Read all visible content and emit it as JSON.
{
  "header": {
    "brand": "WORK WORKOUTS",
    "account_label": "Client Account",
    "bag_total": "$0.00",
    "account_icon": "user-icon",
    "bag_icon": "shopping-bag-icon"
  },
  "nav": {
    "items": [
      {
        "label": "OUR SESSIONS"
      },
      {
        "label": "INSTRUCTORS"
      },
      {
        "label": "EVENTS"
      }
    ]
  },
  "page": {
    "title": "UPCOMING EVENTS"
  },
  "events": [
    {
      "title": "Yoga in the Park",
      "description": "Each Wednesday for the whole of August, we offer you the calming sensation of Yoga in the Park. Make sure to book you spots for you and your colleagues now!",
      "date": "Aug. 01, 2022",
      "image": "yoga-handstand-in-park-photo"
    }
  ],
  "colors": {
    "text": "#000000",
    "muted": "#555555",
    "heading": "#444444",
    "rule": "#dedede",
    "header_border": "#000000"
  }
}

--------------------------------------------------

> _STATED PROBLEM_:
Reproduce the data in full, exactly as presented.

> _RESULT FOR THIS EXERCISE_:
Read all visible content and emit it as JSON.
{
  "header": {
    "brand": "WORK WORKOUTS",
    "account_label": "Client Account",
    "bag_total": "$0.00",
    "account_icon": "user-icon",
    "bag_icon": "shopping-bag-icon"
  },
  "nav": {
    "items": [
      {
        "label": "OUR SESSIONS"
      },
      {
        "label": "INSTRUCTORS"
      },
      {
        "label": "EVENTS"
      }
    ]
  },
  "page": {
    "title": "UPCOMING EVENTS"
  },
  "events": [
    {
      "title": "Yoga in the Park",
      "description": "Each Wednesday for the whole of August, we offer you the calming sensation of Yoga in the Park. Make sure to book you spots for you and your colleagues now!",
      "date": "Aug. 01, 2022",
      "image": "yoga-handstand-in-park-photo"
    }
  ],
  "colors": {
    "text": "#000000",
    "muted": "#555555",
    "heading": "#444444",
    "rule": "#dedede",
    "header_border": "#000000"
  }
}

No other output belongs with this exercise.